═══ Task inputs

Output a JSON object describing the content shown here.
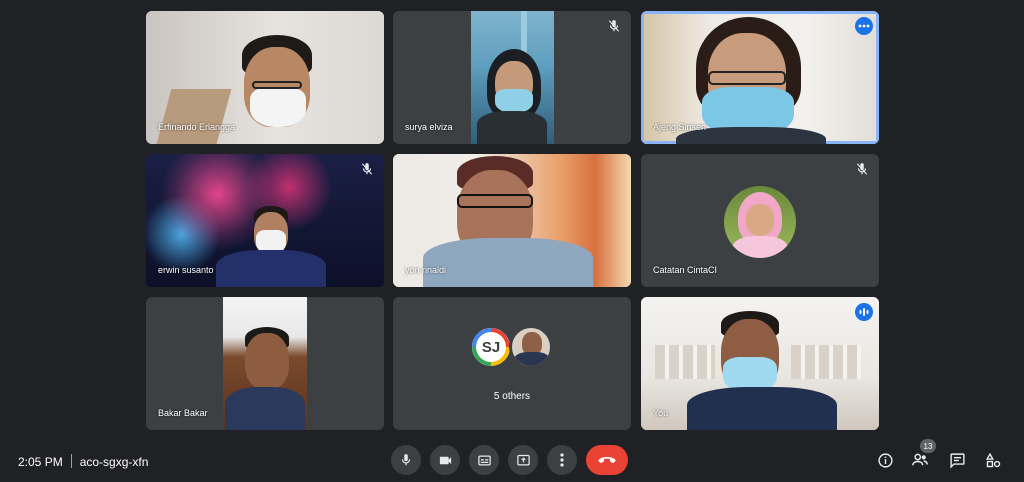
{
  "participants": [
    {
      "name": "Erfinando Erlangga"
    },
    {
      "name": "surya elviza"
    },
    {
      "name": "Ajeng Sinsen"
    },
    {
      "name": "erwin susanto"
    },
    {
      "name": "yon rinaldi"
    },
    {
      "name": "Catatan CintaCI"
    },
    {
      "name": "Bakar Bakar"
    },
    {
      "name": "You"
    }
  ],
  "others": {
    "initials": "SJ",
    "label": "5 others"
  },
  "meeting": {
    "time": "2:05 PM",
    "code": "aco-sgxg-xfn"
  },
  "people_count": "13",
  "colors": {
    "background": "#202124",
    "tile": "#3c4043",
    "accent": "#8ab4f8",
    "end_call": "#ea4335",
    "badge": "#1a73e8"
  },
  "icons": [
    "mic-off-icon",
    "more-options-icon",
    "audio-level-icon",
    "mic-icon",
    "camera-icon",
    "captions-icon",
    "present-icon",
    "more-vert-icon",
    "end-call-icon",
    "info-icon",
    "people-icon",
    "chat-icon",
    "activities-icon"
  ]
}
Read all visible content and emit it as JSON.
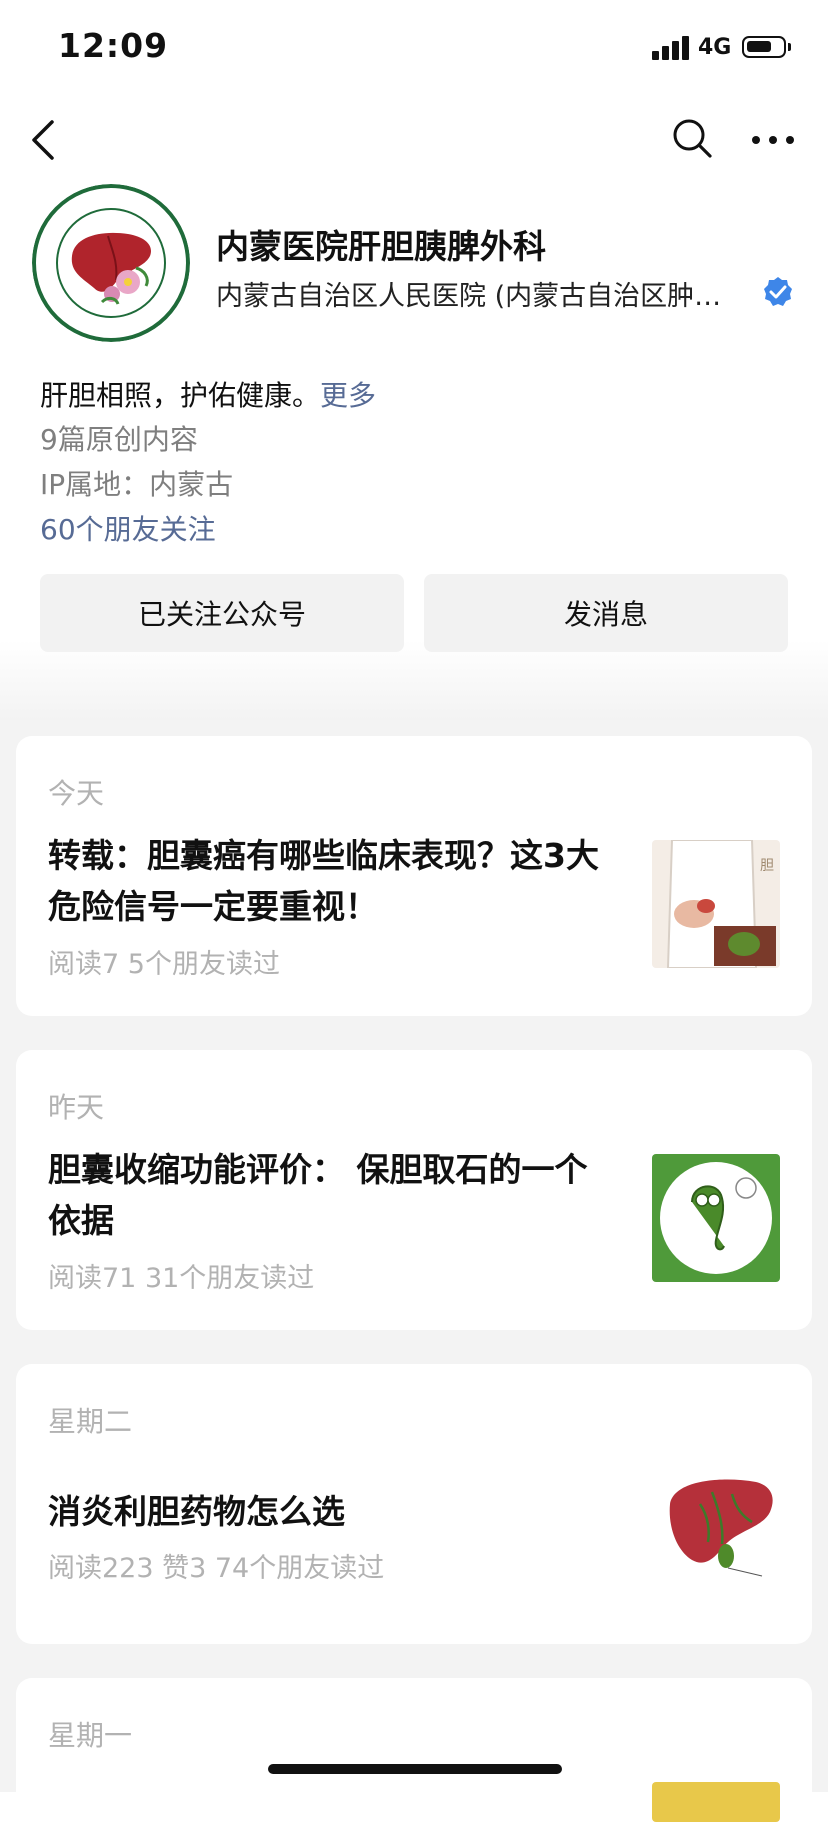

══════

**Exercise brief**
Omit the pictures, and quote the material above exactly as given.

**Reply to the task**
Output a JSON object describing the content shown here.
{
  "participants": [
    {
      "name": "Erfinando Erlangga"
    },
    {
      "name": "surya elviza"
    },
    {
      "name": "Ajeng Sinsen"
    },
    {
      "name": "erwin susanto"
    },
    {
      "name": "yon rinaldi"
    },
    {
      "name": "Catatan CintaCI"
    },
    {
      "name": "Bakar Bakar"
    },
    {
      "name": "You"
    }
  ],
  "others": {
    "initials": "SJ",
    "label": "5 others"
  },
  "meeting": {
    "time": "2:05 PM",
    "code": "aco-sgxg-xfn"
  },
  "people_count": "13",
  "colors": {
    "background": "#202124",
    "tile": "#3c4043",
    "accent": "#8ab4f8",
    "end_call": "#ea4335",
    "badge": "#1a73e8"
  },
  "icons": [
    "mic-off-icon",
    "more-options-icon",
    "audio-level-icon",
    "mic-icon",
    "camera-icon",
    "captions-icon",
    "present-icon",
    "more-vert-icon",
    "end-call-icon",
    "info-icon",
    "people-icon",
    "chat-icon",
    "activities-icon"
  ]
}
Read all visible content and emit it as JSON.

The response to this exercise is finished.